Leave out the pictures and reproduce all of the data exactly.

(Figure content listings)

»»

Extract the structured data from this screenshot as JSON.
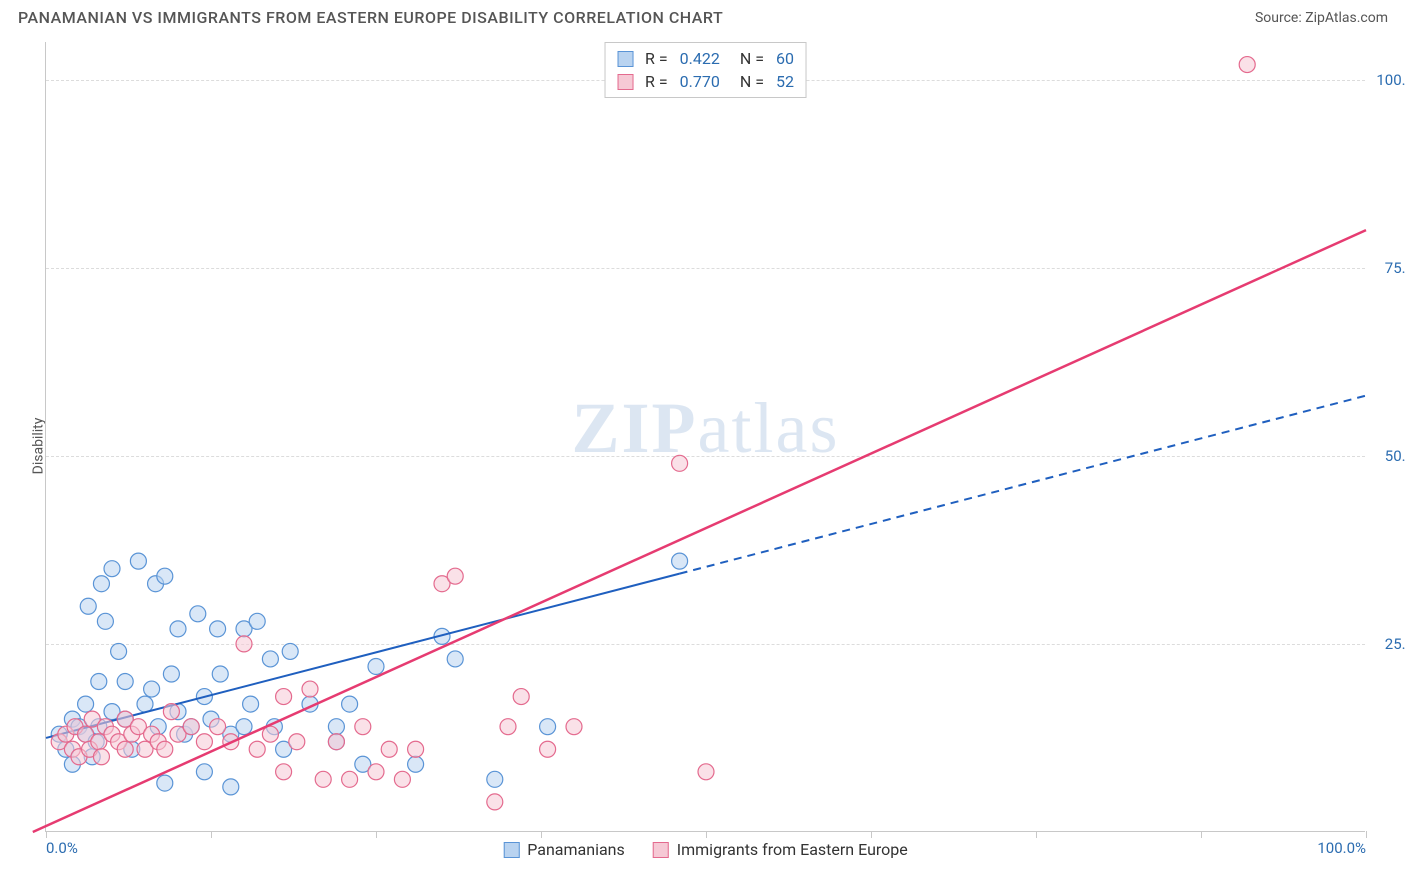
{
  "header": {
    "title": "PANAMANIAN VS IMMIGRANTS FROM EASTERN EUROPE DISABILITY CORRELATION CHART",
    "source_prefix": "Source: ",
    "source": "ZipAtlas.com"
  },
  "y_axis_label": "Disability",
  "watermark": {
    "zip": "ZIP",
    "atlas": "atlas"
  },
  "chart": {
    "type": "scatter",
    "xlim": [
      0,
      100
    ],
    "ylim": [
      0,
      105
    ],
    "grid_y": [
      25,
      50,
      75,
      100
    ],
    "grid_color": "#dcdcdc",
    "axis_color": "#c8c8c8",
    "background_color": "#ffffff",
    "x_ticks": [
      0,
      12.5,
      25,
      37.5,
      50,
      62.5,
      75,
      87.5,
      100
    ],
    "x_tick_labels": {
      "0": "0.0%",
      "100": "100.0%"
    },
    "y_tick_labels": {
      "25": "25.0%",
      "50": "50.0%",
      "75": "75.0%",
      "100": "100.0%"
    },
    "tick_label_color": "#2b6cb0",
    "marker_radius": 8,
    "marker_opacity": 0.55,
    "series": [
      {
        "name": "Panamanians",
        "fill": "#b9d3f0",
        "stroke": "#5a94d6",
        "trend": {
          "color": "#1f5fbf",
          "width": 2,
          "solid_until_x": 48,
          "x1": 0,
          "y1": 12.5,
          "x2": 100,
          "y2": 58
        },
        "points": [
          [
            1,
            13
          ],
          [
            1.5,
            11
          ],
          [
            2,
            15
          ],
          [
            2,
            9
          ],
          [
            2.5,
            14
          ],
          [
            3,
            13
          ],
          [
            3,
            17
          ],
          [
            3.2,
            30
          ],
          [
            3.5,
            10
          ],
          [
            3.8,
            12
          ],
          [
            4,
            14
          ],
          [
            4,
            20
          ],
          [
            4.2,
            33
          ],
          [
            4.5,
            28
          ],
          [
            5,
            16
          ],
          [
            5,
            35
          ],
          [
            5.5,
            24
          ],
          [
            6,
            20
          ],
          [
            6,
            15
          ],
          [
            6.5,
            11
          ],
          [
            7,
            36
          ],
          [
            7.5,
            17
          ],
          [
            8,
            19
          ],
          [
            8.3,
            33
          ],
          [
            8.5,
            14
          ],
          [
            9,
            34
          ],
          [
            9,
            6.5
          ],
          [
            9.5,
            21
          ],
          [
            10,
            16
          ],
          [
            10,
            27
          ],
          [
            10.5,
            13
          ],
          [
            11,
            14
          ],
          [
            11.5,
            29
          ],
          [
            12,
            8
          ],
          [
            12,
            18
          ],
          [
            12.5,
            15
          ],
          [
            13,
            27
          ],
          [
            13.2,
            21
          ],
          [
            14,
            13
          ],
          [
            14,
            6
          ],
          [
            15,
            14
          ],
          [
            15,
            27
          ],
          [
            15.5,
            17
          ],
          [
            16,
            28
          ],
          [
            17,
            23
          ],
          [
            17.3,
            14
          ],
          [
            18,
            11
          ],
          [
            18.5,
            24
          ],
          [
            20,
            17
          ],
          [
            22,
            12
          ],
          [
            22,
            14
          ],
          [
            23,
            17
          ],
          [
            24,
            9
          ],
          [
            25,
            22
          ],
          [
            28,
            9
          ],
          [
            30,
            26
          ],
          [
            31,
            23
          ],
          [
            34,
            7
          ],
          [
            38,
            14
          ],
          [
            48,
            36
          ]
        ]
      },
      {
        "name": "Immigrants from Eastern Europe",
        "fill": "#f6c9d5",
        "stroke": "#e46a8e",
        "trend": {
          "color": "#e63b71",
          "width": 2.5,
          "solid_until_x": 100,
          "x1": -1,
          "y1": 0,
          "x2": 100,
          "y2": 80
        },
        "points": [
          [
            1,
            12
          ],
          [
            1.5,
            13
          ],
          [
            2,
            11
          ],
          [
            2.2,
            14
          ],
          [
            2.5,
            10
          ],
          [
            3,
            13
          ],
          [
            3.3,
            11
          ],
          [
            3.5,
            15
          ],
          [
            4,
            12
          ],
          [
            4.2,
            10
          ],
          [
            4.5,
            14
          ],
          [
            5,
            13
          ],
          [
            5.5,
            12
          ],
          [
            6,
            11
          ],
          [
            6,
            15
          ],
          [
            6.5,
            13
          ],
          [
            7,
            14
          ],
          [
            7.5,
            11
          ],
          [
            8,
            13
          ],
          [
            8.5,
            12
          ],
          [
            9,
            11
          ],
          [
            9.5,
            16
          ],
          [
            10,
            13
          ],
          [
            11,
            14
          ],
          [
            12,
            12
          ],
          [
            13,
            14
          ],
          [
            14,
            12
          ],
          [
            15,
            25
          ],
          [
            16,
            11
          ],
          [
            17,
            13
          ],
          [
            18,
            18
          ],
          [
            18,
            8
          ],
          [
            19,
            12
          ],
          [
            20,
            19
          ],
          [
            21,
            7
          ],
          [
            22,
            12
          ],
          [
            23,
            7
          ],
          [
            24,
            14
          ],
          [
            25,
            8
          ],
          [
            26,
            11
          ],
          [
            27,
            7
          ],
          [
            28,
            11
          ],
          [
            30,
            33
          ],
          [
            31,
            34
          ],
          [
            34,
            4
          ],
          [
            35,
            14
          ],
          [
            36,
            18
          ],
          [
            38,
            11
          ],
          [
            40,
            14
          ],
          [
            48,
            49
          ],
          [
            50,
            8
          ],
          [
            91,
            102
          ]
        ]
      }
    ]
  },
  "legend_top": {
    "rows": [
      {
        "swatch_fill": "#b9d3f0",
        "swatch_stroke": "#5a94d6",
        "r_label": "R =",
        "r_value": "0.422",
        "n_label": "N =",
        "n_value": "60"
      },
      {
        "swatch_fill": "#f6c9d5",
        "swatch_stroke": "#e46a8e",
        "r_label": "R =",
        "r_value": "0.770",
        "n_label": "N =",
        "n_value": "52"
      }
    ],
    "value_color": "#2b6cb0"
  },
  "legend_bottom": [
    {
      "swatch_fill": "#b9d3f0",
      "swatch_stroke": "#5a94d6",
      "label": "Panamanians"
    },
    {
      "swatch_fill": "#f6c9d5",
      "swatch_stroke": "#e46a8e",
      "label": "Immigrants from Eastern Europe"
    }
  ]
}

««

» Written reply
Extract the structured data from this screenshot as JSON.
{
  "header": {
    "title": "PANAMANIAN VS IMMIGRANTS FROM EASTERN EUROPE DISABILITY CORRELATION CHART",
    "source_prefix": "Source: ",
    "source": "ZipAtlas.com"
  },
  "y_axis_label": "Disability",
  "watermark": {
    "zip": "ZIP",
    "atlas": "atlas"
  },
  "chart": {
    "type": "scatter",
    "xlim": [
      0,
      100
    ],
    "ylim": [
      0,
      105
    ],
    "grid_y": [
      25,
      50,
      75,
      100
    ],
    "grid_color": "#dcdcdc",
    "axis_color": "#c8c8c8",
    "background_color": "#ffffff",
    "x_ticks": [
      0,
      12.5,
      25,
      37.5,
      50,
      62.5,
      75,
      87.5,
      100
    ],
    "x_tick_labels": {
      "0": "0.0%",
      "100": "100.0%"
    },
    "y_tick_labels": {
      "25": "25.0%",
      "50": "50.0%",
      "75": "75.0%",
      "100": "100.0%"
    },
    "tick_label_color": "#2b6cb0",
    "marker_radius": 8,
    "marker_opacity": 0.55,
    "series": [
      {
        "name": "Panamanians",
        "fill": "#b9d3f0",
        "stroke": "#5a94d6",
        "trend": {
          "color": "#1f5fbf",
          "width": 2,
          "solid_until_x": 48,
          "x1": 0,
          "y1": 12.5,
          "x2": 100,
          "y2": 58
        },
        "points": [
          [
            1,
            13
          ],
          [
            1.5,
            11
          ],
          [
            2,
            15
          ],
          [
            2,
            9
          ],
          [
            2.5,
            14
          ],
          [
            3,
            13
          ],
          [
            3,
            17
          ],
          [
            3.2,
            30
          ],
          [
            3.5,
            10
          ],
          [
            3.8,
            12
          ],
          [
            4,
            14
          ],
          [
            4,
            20
          ],
          [
            4.2,
            33
          ],
          [
            4.5,
            28
          ],
          [
            5,
            16
          ],
          [
            5,
            35
          ],
          [
            5.5,
            24
          ],
          [
            6,
            20
          ],
          [
            6,
            15
          ],
          [
            6.5,
            11
          ],
          [
            7,
            36
          ],
          [
            7.5,
            17
          ],
          [
            8,
            19
          ],
          [
            8.3,
            33
          ],
          [
            8.5,
            14
          ],
          [
            9,
            34
          ],
          [
            9,
            6.5
          ],
          [
            9.5,
            21
          ],
          [
            10,
            16
          ],
          [
            10,
            27
          ],
          [
            10.5,
            13
          ],
          [
            11,
            14
          ],
          [
            11.5,
            29
          ],
          [
            12,
            8
          ],
          [
            12,
            18
          ],
          [
            12.5,
            15
          ],
          [
            13,
            27
          ],
          [
            13.2,
            21
          ],
          [
            14,
            13
          ],
          [
            14,
            6
          ],
          [
            15,
            14
          ],
          [
            15,
            27
          ],
          [
            15.5,
            17
          ],
          [
            16,
            28
          ],
          [
            17,
            23
          ],
          [
            17.3,
            14
          ],
          [
            18,
            11
          ],
          [
            18.5,
            24
          ],
          [
            20,
            17
          ],
          [
            22,
            12
          ],
          [
            22,
            14
          ],
          [
            23,
            17
          ],
          [
            24,
            9
          ],
          [
            25,
            22
          ],
          [
            28,
            9
          ],
          [
            30,
            26
          ],
          [
            31,
            23
          ],
          [
            34,
            7
          ],
          [
            38,
            14
          ],
          [
            48,
            36
          ]
        ]
      },
      {
        "name": "Immigrants from Eastern Europe",
        "fill": "#f6c9d5",
        "stroke": "#e46a8e",
        "trend": {
          "color": "#e63b71",
          "width": 2.5,
          "solid_until_x": 100,
          "x1": -1,
          "y1": 0,
          "x2": 100,
          "y2": 80
        },
        "points": [
          [
            1,
            12
          ],
          [
            1.5,
            13
          ],
          [
            2,
            11
          ],
          [
            2.2,
            14
          ],
          [
            2.5,
            10
          ],
          [
            3,
            13
          ],
          [
            3.3,
            11
          ],
          [
            3.5,
            15
          ],
          [
            4,
            12
          ],
          [
            4.2,
            10
          ],
          [
            4.5,
            14
          ],
          [
            5,
            13
          ],
          [
            5.5,
            12
          ],
          [
            6,
            11
          ],
          [
            6,
            15
          ],
          [
            6.5,
            13
          ],
          [
            7,
            14
          ],
          [
            7.5,
            11
          ],
          [
            8,
            13
          ],
          [
            8.5,
            12
          ],
          [
            9,
            11
          ],
          [
            9.5,
            16
          ],
          [
            10,
            13
          ],
          [
            11,
            14
          ],
          [
            12,
            12
          ],
          [
            13,
            14
          ],
          [
            14,
            12
          ],
          [
            15,
            25
          ],
          [
            16,
            11
          ],
          [
            17,
            13
          ],
          [
            18,
            18
          ],
          [
            18,
            8
          ],
          [
            19,
            12
          ],
          [
            20,
            19
          ],
          [
            21,
            7
          ],
          [
            22,
            12
          ],
          [
            23,
            7
          ],
          [
            24,
            14
          ],
          [
            25,
            8
          ],
          [
            26,
            11
          ],
          [
            27,
            7
          ],
          [
            28,
            11
          ],
          [
            30,
            33
          ],
          [
            31,
            34
          ],
          [
            34,
            4
          ],
          [
            35,
            14
          ],
          [
            36,
            18
          ],
          [
            38,
            11
          ],
          [
            40,
            14
          ],
          [
            48,
            49
          ],
          [
            50,
            8
          ],
          [
            91,
            102
          ]
        ]
      }
    ]
  },
  "legend_top": {
    "rows": [
      {
        "swatch_fill": "#b9d3f0",
        "swatch_stroke": "#5a94d6",
        "r_label": "R =",
        "r_value": "0.422",
        "n_label": "N =",
        "n_value": "60"
      },
      {
        "swatch_fill": "#f6c9d5",
        "swatch_stroke": "#e46a8e",
        "r_label": "R =",
        "r_value": "0.770",
        "n_label": "N =",
        "n_value": "52"
      }
    ],
    "value_color": "#2b6cb0"
  },
  "legend_bottom": [
    {
      "swatch_fill": "#b9d3f0",
      "swatch_stroke": "#5a94d6",
      "label": "Panamanians"
    },
    {
      "swatch_fill": "#f6c9d5",
      "swatch_stroke": "#e46a8e",
      "label": "Immigrants from Eastern Europe"
    }
  ]
}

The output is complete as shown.